--- START Listed records ---
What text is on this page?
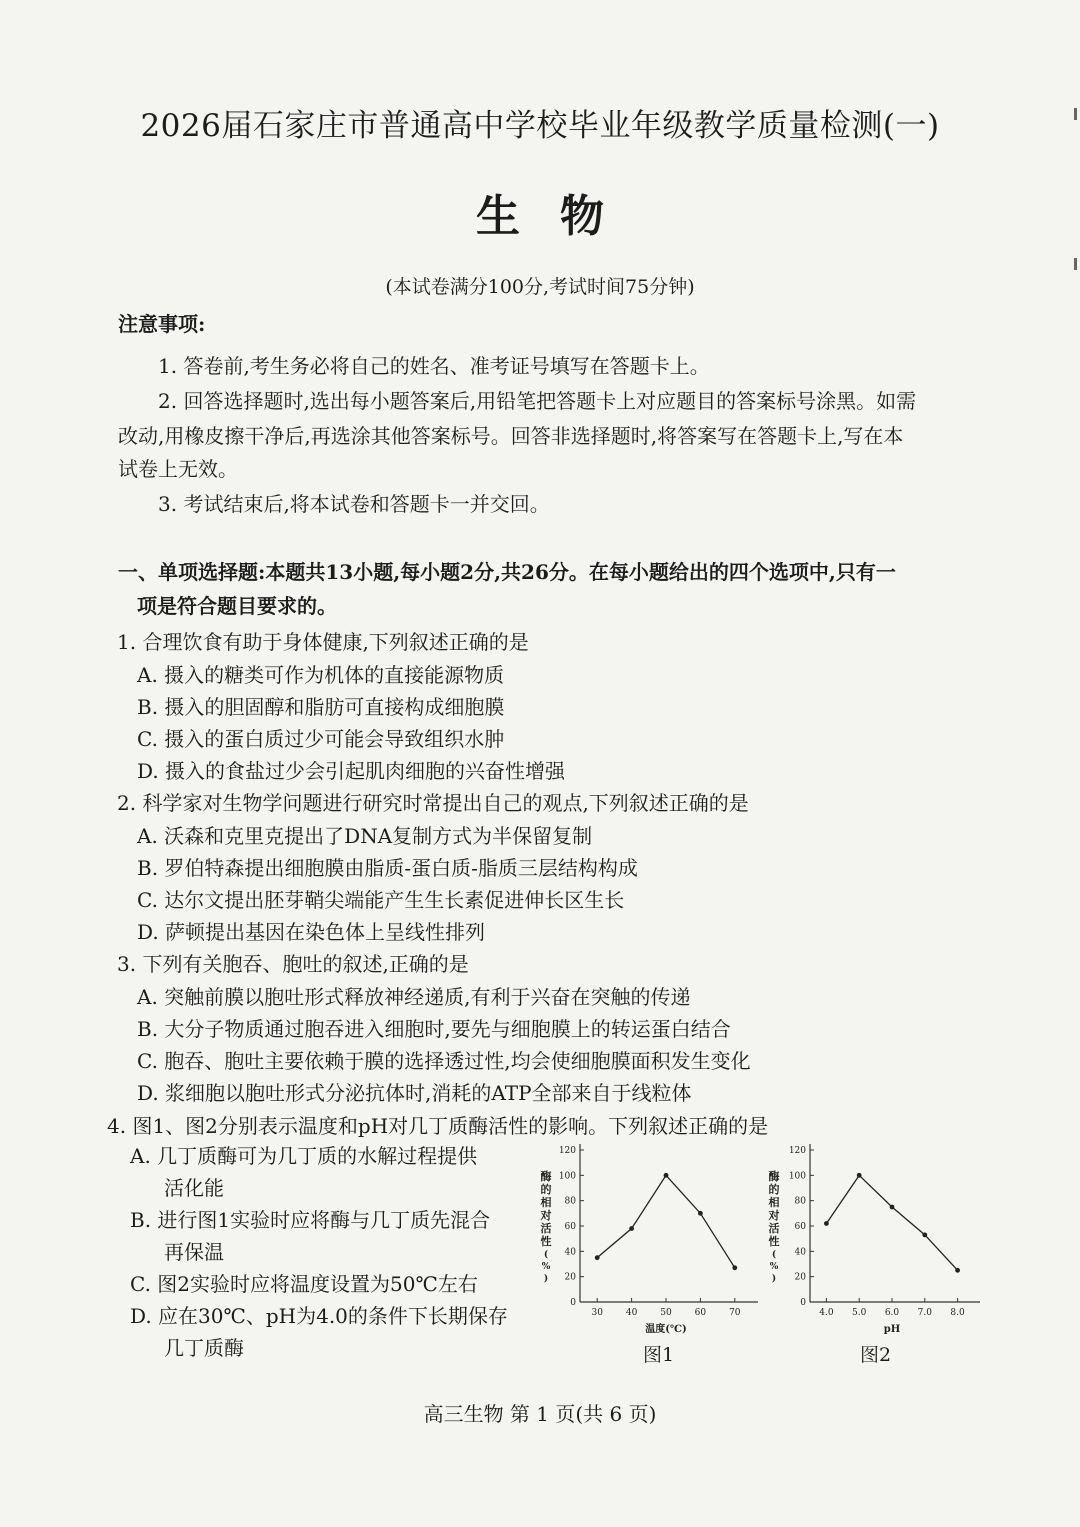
2026届石家庄市普通高中学校毕业年级教学质量检测(一)
生物
(本试卷满分100分,考试时间75分钟)
注意事项:
1. 答卷前,考生务必将自己的姓名、准考证号填写在答题卡上。
2. 回答选择题时,选出每小题答案后,用铅笔把答题卡上对应题目的答案标号涂黑。如需
改动,用橡皮擦干净后,再选涂其他答案标号。回答非选择题时,将答案写在答题卡上,写在本
试卷上无效。
3. 考试结束后,将本试卷和答题卡一并交回。
一、单项选择题:本题共13小题,每小题2分,共26分。在每小题给出的四个选项中,只有一
项是符合题目要求的。
1. 合理饮食有助于身体健康,下列叙述正确的是
A. 摄入的糖类可作为机体的直接能源物质
B. 摄入的胆固醇和脂肪可直接构成细胞膜
C. 摄入的蛋白质过少可能会导致组织水肿
D. 摄入的食盐过少会引起肌肉细胞的兴奋性增强
2. 科学家对生物学问题进行研究时常提出自己的观点,下列叙述正确的是
A. 沃森和克里克提出了DNA复制方式为半保留复制
B. 罗伯特森提出细胞膜由脂质-蛋白质-脂质三层结构构成
C. 达尔文提出胚芽鞘尖端能产生生长素促进伸长区生长
D. 萨顿提出基因在染色体上呈线性排列
3. 下列有关胞吞、胞吐的叙述,正确的是
A. 突触前膜以胞吐形式释放神经递质,有利于兴奋在突触的传递
B. 大分子物质通过胞吞进入细胞时,要先与细胞膜上的转运蛋白结合
C. 胞吞、胞吐主要依赖于膜的选择透过性,均会使细胞膜面积发生变化
D. 浆细胞以胞吐形式分泌抗体时,消耗的ATP全部来自于线粒体
4. 图1、图2分别表示温度和pH对几丁质酶活性的影响。下列叙述正确的是
A. 几丁质酶可为几丁质的水解过程提供
活化能
B. 进行图1实验时应将酶与几丁质先混合
再保温
C. 图2实验时应将温度设置为50℃左右
D. 应在30℃、pH为4.0的条件下长期保存
几丁质酶
0
20
40
60
80
100
120
30	40	50	60	70
温度(℃)
酶的相对活性( % )
图1
0
20
40
60
80
100
120
4.0 5.0 6.0 7.0 8.0
pH
酶的相对活性( % )
图2
高三生物 第 1 页(共 6 页)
--- END Listed records ---
What the task requires
All of the data above should be transcribed verbatim, with pictures omitted.

Solved problem
What text is on this page?
2026届石家庄市普通高中学校毕业年级教学质量检测(一)
生物
(本试卷满分100分,考试时间75分钟)
注意事项:
1. 答卷前,考生务必将自己的姓名、准考证号填写在答题卡上。
2. 回答选择题时,选出每小题答案后,用铅笔把答题卡上对应题目的答案标号涂黑。如需
改动,用橡皮擦干净后,再选涂其他答案标号。回答非选择题时,将答案写在答题卡上,写在本
试卷上无效。
3. 考试结束后,将本试卷和答题卡一并交回。
一、单项选择题:本题共13小题,每小题2分,共26分。在每小题给出的四个选项中,只有一
项是符合题目要求的。
1. 合理饮食有助于身体健康,下列叙述正确的是
A. 摄入的糖类可作为机体的直接能源物质
B. 摄入的胆固醇和脂肪可直接构成细胞膜
C. 摄入的蛋白质过少可能会导致组织水肿
D. 摄入的食盐过少会引起肌肉细胞的兴奋性增强
2. 科学家对生物学问题进行研究时常提出自己的观点,下列叙述正确的是
A. 沃森和克里克提出了DNA复制方式为半保留复制
B. 罗伯特森提出细胞膜由脂质-蛋白质-脂质三层结构构成
C. 达尔文提出胚芽鞘尖端能产生生长素促进伸长区生长
D. 萨顿提出基因在染色体上呈线性排列
3. 下列有关胞吞、胞吐的叙述,正确的是
A. 突触前膜以胞吐形式释放神经递质,有利于兴奋在突触的传递
B. 大分子物质通过胞吞进入细胞时,要先与细胞膜上的转运蛋白结合
C. 胞吞、胞吐主要依赖于膜的选择透过性,均会使细胞膜面积发生变化
D. 浆细胞以胞吐形式分泌抗体时,消耗的ATP全部来自于线粒体
4. 图1、图2分别表示温度和pH对几丁质酶活性的影响。下列叙述正确的是
A. 几丁质酶可为几丁质的水解过程提供
活化能
B. 进行图1实验时应将酶与几丁质先混合
再保温
C. 图2实验时应将温度设置为50℃左右
D. 应在30℃、pH为4.0的条件下长期保存
几丁质酶
0
20
40
60
80
100
120
30	40	50	60	70
温度(℃)
酶的相对活性( % )
图1
0
20
40
60
80
100
120
4.0 5.0 6.0 7.0 8.0
pH
酶的相对活性( % )
图2
高三生物 第 1 页(共 6 页)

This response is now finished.